━━ DATA TO USE

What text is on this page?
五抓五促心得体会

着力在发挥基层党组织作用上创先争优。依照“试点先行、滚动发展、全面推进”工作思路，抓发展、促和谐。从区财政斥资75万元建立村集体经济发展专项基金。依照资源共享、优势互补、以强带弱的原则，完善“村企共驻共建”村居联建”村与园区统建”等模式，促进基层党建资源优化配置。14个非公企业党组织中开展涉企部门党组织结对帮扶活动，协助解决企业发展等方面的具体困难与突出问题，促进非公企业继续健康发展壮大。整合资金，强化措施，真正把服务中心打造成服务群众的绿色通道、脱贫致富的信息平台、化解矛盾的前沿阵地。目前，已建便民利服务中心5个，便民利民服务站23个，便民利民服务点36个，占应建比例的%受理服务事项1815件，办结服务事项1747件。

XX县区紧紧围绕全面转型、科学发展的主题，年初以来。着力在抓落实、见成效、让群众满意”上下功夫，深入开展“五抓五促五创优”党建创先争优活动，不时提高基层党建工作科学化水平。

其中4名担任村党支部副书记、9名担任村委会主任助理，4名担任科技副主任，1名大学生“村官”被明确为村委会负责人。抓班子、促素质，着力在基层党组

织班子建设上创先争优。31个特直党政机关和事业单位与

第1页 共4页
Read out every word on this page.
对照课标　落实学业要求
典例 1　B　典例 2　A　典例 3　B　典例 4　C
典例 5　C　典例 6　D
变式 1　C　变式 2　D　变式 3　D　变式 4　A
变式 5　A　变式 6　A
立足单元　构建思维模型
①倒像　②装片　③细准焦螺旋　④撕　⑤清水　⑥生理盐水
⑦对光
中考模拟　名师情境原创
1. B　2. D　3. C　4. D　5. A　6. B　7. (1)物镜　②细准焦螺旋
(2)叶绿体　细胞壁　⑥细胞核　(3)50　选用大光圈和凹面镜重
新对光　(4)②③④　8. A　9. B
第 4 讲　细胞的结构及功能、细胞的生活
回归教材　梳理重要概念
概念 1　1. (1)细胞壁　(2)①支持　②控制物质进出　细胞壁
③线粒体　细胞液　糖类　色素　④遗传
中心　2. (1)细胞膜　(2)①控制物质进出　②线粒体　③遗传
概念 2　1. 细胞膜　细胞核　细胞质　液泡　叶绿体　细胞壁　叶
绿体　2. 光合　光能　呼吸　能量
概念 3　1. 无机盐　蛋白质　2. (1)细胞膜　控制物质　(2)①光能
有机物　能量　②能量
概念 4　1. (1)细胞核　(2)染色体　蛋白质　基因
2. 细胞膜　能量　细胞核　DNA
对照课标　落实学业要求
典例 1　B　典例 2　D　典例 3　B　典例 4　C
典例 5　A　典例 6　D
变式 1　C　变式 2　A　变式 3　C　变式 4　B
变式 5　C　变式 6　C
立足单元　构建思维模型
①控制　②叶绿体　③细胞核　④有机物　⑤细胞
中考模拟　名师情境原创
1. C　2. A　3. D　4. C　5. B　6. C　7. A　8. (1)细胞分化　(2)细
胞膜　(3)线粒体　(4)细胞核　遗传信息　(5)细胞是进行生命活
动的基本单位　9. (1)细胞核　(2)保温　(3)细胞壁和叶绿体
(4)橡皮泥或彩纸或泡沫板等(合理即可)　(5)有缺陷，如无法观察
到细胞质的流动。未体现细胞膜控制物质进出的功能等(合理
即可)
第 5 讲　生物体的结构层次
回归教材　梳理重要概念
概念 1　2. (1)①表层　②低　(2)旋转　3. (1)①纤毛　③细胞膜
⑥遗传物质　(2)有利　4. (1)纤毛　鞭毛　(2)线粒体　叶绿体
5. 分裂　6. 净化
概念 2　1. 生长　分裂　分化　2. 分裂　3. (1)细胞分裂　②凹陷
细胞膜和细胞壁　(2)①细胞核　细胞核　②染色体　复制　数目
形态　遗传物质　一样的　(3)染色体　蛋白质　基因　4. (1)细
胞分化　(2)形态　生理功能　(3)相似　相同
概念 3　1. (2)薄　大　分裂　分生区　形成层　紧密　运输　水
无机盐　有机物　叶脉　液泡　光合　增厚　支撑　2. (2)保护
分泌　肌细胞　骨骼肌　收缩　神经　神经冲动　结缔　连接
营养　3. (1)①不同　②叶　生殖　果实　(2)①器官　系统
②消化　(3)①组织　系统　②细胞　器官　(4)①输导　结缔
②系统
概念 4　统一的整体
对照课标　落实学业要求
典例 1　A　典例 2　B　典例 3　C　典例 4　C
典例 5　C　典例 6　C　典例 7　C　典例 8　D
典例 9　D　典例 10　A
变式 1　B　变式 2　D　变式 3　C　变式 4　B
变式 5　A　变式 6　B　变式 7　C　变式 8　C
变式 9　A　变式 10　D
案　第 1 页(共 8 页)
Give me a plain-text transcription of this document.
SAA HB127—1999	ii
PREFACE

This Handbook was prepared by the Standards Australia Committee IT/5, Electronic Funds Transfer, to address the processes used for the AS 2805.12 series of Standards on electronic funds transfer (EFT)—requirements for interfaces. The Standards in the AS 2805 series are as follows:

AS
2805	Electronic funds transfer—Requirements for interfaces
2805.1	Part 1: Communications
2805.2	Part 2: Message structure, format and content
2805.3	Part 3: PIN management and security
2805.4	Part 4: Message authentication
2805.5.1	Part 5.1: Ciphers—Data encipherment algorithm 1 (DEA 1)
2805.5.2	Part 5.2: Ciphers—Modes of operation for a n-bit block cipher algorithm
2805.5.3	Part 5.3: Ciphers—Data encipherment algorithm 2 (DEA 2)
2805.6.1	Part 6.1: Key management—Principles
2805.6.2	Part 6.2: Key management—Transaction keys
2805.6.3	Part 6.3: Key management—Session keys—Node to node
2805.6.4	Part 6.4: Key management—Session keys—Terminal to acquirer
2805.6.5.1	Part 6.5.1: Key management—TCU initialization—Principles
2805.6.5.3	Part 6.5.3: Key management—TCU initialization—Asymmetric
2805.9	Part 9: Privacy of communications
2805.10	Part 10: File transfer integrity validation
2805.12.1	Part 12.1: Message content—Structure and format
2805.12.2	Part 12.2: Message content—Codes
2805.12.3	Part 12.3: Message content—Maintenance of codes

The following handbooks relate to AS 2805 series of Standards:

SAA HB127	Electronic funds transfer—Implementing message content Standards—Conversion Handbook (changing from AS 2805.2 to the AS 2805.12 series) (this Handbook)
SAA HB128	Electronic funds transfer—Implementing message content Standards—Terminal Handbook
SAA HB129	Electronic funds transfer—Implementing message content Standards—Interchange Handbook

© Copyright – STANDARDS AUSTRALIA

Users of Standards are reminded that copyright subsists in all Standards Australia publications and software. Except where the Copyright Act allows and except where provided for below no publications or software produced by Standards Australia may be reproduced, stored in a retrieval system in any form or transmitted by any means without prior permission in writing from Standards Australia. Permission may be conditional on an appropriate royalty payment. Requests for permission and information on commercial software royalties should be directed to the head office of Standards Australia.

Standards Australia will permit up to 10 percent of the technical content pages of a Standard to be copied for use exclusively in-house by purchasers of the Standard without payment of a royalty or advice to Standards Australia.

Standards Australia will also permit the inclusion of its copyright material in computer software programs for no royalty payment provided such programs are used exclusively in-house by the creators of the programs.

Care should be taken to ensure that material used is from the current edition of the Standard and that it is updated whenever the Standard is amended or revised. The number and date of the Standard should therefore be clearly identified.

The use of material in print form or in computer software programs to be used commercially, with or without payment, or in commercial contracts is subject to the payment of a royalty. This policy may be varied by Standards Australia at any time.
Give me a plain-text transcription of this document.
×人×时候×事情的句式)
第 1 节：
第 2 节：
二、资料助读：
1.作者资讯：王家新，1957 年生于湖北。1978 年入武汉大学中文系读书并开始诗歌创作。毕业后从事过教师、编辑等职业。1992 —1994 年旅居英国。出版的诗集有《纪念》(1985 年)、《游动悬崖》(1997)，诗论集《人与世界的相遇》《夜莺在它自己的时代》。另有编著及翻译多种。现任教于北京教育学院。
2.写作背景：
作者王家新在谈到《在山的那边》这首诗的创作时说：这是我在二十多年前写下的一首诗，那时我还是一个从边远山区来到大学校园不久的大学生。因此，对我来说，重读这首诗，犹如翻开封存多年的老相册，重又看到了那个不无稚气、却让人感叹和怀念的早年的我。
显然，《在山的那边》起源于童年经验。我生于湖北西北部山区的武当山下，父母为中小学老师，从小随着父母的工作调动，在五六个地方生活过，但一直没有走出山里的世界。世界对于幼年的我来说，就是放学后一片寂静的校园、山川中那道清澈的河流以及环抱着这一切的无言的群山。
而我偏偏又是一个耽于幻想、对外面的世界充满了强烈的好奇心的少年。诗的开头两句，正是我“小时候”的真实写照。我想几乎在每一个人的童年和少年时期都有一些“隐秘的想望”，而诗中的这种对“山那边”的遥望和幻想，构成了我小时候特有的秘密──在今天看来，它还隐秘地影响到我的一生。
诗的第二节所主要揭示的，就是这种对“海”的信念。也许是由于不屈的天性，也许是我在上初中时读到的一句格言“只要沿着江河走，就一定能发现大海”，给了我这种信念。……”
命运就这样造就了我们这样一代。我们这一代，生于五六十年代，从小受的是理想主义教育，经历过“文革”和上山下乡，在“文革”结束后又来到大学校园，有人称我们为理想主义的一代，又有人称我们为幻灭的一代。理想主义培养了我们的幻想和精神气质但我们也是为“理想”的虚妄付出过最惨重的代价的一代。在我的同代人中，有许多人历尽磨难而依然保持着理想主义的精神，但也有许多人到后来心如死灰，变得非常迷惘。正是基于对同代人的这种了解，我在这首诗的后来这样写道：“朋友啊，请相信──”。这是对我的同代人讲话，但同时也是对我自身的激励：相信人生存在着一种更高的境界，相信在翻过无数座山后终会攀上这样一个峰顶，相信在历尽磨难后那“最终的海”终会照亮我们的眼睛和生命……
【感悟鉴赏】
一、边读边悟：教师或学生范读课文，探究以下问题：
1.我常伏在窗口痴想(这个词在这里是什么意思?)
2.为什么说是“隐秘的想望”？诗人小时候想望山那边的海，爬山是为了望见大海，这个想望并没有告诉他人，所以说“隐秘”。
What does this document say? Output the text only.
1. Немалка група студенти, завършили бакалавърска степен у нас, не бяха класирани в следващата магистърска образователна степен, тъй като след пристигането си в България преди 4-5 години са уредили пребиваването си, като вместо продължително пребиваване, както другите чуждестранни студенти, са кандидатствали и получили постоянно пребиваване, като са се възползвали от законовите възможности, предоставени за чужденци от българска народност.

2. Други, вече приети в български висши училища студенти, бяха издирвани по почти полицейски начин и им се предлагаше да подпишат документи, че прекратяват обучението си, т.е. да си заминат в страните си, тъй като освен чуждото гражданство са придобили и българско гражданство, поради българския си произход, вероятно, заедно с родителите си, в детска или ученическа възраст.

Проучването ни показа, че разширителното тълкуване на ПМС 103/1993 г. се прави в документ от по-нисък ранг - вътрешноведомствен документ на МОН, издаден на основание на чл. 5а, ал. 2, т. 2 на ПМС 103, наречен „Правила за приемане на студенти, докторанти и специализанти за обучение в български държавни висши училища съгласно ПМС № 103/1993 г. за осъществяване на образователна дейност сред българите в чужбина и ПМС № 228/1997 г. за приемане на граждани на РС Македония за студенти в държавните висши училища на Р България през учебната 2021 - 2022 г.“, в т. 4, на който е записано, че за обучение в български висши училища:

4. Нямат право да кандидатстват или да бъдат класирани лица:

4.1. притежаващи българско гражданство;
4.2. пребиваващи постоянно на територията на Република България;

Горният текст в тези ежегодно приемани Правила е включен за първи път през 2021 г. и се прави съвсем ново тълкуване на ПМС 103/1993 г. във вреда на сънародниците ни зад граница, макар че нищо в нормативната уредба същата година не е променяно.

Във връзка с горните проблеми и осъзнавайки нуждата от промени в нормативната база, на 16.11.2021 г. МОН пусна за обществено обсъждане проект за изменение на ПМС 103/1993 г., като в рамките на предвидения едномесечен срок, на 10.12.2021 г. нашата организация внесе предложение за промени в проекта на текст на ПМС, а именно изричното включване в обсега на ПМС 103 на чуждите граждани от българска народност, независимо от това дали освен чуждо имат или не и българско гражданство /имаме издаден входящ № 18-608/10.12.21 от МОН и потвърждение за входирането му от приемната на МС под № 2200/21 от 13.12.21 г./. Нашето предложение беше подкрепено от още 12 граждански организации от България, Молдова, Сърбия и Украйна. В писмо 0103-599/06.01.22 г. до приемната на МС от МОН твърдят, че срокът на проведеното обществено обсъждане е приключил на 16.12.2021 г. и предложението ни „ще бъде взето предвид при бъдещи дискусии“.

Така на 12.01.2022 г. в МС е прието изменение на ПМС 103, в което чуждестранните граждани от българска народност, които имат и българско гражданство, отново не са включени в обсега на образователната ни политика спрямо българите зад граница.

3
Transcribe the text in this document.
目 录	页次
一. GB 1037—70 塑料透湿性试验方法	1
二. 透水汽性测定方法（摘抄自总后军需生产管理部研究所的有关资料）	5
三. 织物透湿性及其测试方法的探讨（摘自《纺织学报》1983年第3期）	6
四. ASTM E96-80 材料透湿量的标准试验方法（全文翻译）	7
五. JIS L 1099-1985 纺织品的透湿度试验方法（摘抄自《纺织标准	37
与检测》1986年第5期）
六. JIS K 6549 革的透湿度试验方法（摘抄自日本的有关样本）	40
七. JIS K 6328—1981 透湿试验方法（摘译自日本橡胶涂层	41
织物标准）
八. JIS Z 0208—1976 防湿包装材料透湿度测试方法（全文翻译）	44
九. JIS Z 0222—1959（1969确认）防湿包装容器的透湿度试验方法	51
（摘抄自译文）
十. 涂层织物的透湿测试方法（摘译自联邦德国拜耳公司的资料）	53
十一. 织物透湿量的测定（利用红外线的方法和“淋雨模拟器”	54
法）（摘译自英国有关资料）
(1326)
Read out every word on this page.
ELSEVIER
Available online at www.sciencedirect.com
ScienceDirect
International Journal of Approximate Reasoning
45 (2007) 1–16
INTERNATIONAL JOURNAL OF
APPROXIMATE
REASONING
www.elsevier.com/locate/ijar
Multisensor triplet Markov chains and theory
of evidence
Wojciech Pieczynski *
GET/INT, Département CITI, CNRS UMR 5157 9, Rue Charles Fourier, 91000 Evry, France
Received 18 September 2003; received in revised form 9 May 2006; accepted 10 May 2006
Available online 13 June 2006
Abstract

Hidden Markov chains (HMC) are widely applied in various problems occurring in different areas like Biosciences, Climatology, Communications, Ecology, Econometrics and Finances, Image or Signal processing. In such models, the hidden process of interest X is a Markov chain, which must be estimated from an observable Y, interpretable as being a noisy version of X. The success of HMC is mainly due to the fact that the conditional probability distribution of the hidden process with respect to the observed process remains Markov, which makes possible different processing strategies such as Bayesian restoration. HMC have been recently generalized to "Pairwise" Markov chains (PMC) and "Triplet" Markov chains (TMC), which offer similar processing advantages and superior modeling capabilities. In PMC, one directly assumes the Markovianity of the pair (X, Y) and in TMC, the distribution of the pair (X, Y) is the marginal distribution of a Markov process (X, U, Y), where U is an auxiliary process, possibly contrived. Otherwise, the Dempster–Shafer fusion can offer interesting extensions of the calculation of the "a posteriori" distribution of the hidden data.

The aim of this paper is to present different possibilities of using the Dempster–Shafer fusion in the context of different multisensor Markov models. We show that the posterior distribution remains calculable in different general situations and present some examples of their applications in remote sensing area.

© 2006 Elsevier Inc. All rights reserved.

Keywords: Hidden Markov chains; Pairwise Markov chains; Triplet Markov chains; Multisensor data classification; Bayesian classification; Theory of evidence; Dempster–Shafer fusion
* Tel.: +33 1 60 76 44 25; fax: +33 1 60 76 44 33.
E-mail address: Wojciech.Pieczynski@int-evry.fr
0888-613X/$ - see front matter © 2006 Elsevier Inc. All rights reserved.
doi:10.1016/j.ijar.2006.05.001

━━━━

-- REQUIRED TASK --
In the entries above, how many lines hold the word "content"? State the number and nothing else.

-- EXERCISE ANSWER --
8